WHAT YOU NEED TO DO.
- a) In the article about the Cappiellos' callable CDs, how much notice does the contract require Bay Financial to give before redeeming a CD?
- b) Carry on the article about the Cappiellos' callable CDs from the point where it stops.

SUPPLIED TEXT.
___

The bank gave the Cappiellos an option: Instead of being cashed out, they could trade their CDs in for new ones at 5 percent interest. But even the new CDs could be called any time after six months. For people such as the Cappiellos who have large CDs, the difference in the two rates could amount to a cut in income of several thousand dollars a year.

The Cappiellos were shocked.

"We were never told it was that type of CD or we would never have taken it," Mrs. Cappiello said. "I don't think it's fair."

Callable CDs like the one the Cappiellos bought have been controversial because they are poorly understood and often misrepresented. Retirees are attracted to them because their yields usually are a little higher than those on garden-variety CDs of comparable maturities.

What investors often fail to understand is that the call provisions always work in the bank's favor. If interest rates rise, the CD will not be called and the investor will face a substantial penalty to get out before the maturity date, which sometimes is more than 10 years away. But if interest rates fall, as they have this year, the bank can redeem the CD early and the investor is stuck having to reinvest the money at lower rates.

"This is the environment in which callable CDs will get called," analyst Greg McBride said.

The Cappiellos said they knew to watch out for callable CDs because they previously had a problem with one they bought through a broker. But the CD contract with Bay Financial doesn't use the word "callable." Instead, the call terms are spelled out in small print in the "optional redemption section." It says Bay Financial can redeem the CD with 90 days' written notice by paying the face value and a premium equal to 90 days' interest.

The Cappiellos say they never realized the contract provision was there. They say they have been buying CDs for 40 years and doing business with Bay Financial for a decade.

"I think I'm buying regular CDs like it's a bank, not a brokerage firm," Cappiello said. "They (now) claim they only sell callable, not regular CDs. They should have told me when I went there to ask them about the rate."

He said he will not leave his money at Bay Financial if his CDs are redeemed. Cappiello said he is inclined to opt for a short-term CD rather than locking in a lower rate for the long term. That means instead of a 7.1 percent annual yield, the Cappiellos probably will end up getting a yield of 3 to 4 percent on their money.

___

EXTRACTED ENTRIES.

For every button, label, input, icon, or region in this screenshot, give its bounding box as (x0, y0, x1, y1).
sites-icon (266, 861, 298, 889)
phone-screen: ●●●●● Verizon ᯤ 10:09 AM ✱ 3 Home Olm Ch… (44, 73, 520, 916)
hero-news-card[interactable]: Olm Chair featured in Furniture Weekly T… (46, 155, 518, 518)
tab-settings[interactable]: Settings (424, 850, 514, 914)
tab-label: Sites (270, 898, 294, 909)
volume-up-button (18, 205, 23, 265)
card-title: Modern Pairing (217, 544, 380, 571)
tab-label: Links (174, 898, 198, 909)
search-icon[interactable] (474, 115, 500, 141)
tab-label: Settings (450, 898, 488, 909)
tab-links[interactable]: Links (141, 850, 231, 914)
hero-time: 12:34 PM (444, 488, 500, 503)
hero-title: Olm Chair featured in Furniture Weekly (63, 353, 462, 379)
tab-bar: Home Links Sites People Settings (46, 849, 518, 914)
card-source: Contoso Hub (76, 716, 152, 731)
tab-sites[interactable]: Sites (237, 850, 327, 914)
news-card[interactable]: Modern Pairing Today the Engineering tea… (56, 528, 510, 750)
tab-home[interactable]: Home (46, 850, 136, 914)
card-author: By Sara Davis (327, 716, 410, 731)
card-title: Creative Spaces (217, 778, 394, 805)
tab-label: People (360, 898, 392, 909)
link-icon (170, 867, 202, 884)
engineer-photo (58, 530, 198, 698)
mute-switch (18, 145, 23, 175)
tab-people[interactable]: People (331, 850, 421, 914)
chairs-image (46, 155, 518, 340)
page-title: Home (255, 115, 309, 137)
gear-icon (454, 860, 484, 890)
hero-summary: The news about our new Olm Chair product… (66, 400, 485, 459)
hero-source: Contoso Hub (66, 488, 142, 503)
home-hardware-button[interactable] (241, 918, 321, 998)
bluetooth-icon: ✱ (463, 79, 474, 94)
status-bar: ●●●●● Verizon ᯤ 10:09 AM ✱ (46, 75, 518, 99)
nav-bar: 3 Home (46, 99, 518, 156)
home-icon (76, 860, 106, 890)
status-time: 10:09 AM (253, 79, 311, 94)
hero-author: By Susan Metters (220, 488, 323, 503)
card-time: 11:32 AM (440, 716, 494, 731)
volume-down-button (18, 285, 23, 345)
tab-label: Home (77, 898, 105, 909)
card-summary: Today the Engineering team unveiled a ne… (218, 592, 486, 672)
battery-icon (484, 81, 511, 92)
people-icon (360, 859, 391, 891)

___

RESULTS IN ORDER.
- a) 90 days' written notice.

- b)
Bay Financial did not respond to repeated calls from the St. Petersburg Times.

Most of the controversy surrounding callable CDs has involved those sold by brokerage firms as "noncallable for one year," but with maturity dates 10 to 30 years away. Retirees have been complaining to the Securities and Exchange Commission that they thought they were buying one-year CDs but ended up with investments that won't mature during their expected lifetimes. Investors who need to cash in before the maturity date may face substantial losses.

The problem is serious enough that the Florida Department of Banking ranks callable CDs No. 2 on its list of "top five investment scams."

When callable CDs are explained to people, most are not interested in buying one, according to a consumer study by Synergistics Corp., a market research company in Atlanta. Last year the company surveyed households with incomes of $25,000 or more to gather opinions about various types of CDs. Only 9 percent rated as "very valuable" a one-year callable CD with an interest rate one percentage point higher than other CDs.

Some brokerage firms and banks have stopped selling the CDs. Among them is Providian Financial, which dropped the product this year for lack of customer interest. However, others, including BankAtlantic, continue to offer them.

"A lot of our customers actually like them," BankAtlantic spokesman Leo Hinkley said. He said the Fort Lauderdale bank has offered the CDs since 1995, and has called many of them in the past 11/2 years. Hinkley said customers are willing to accept the possibility of early redemption in exchange for a higher yield as long as they hold the CD.

As usual, the best advice to consumers: Ask questions and read the fine print.

"You've got to read and understand that account agreement," SEC spokesman John Nester said. "That's where all the things are spelled out."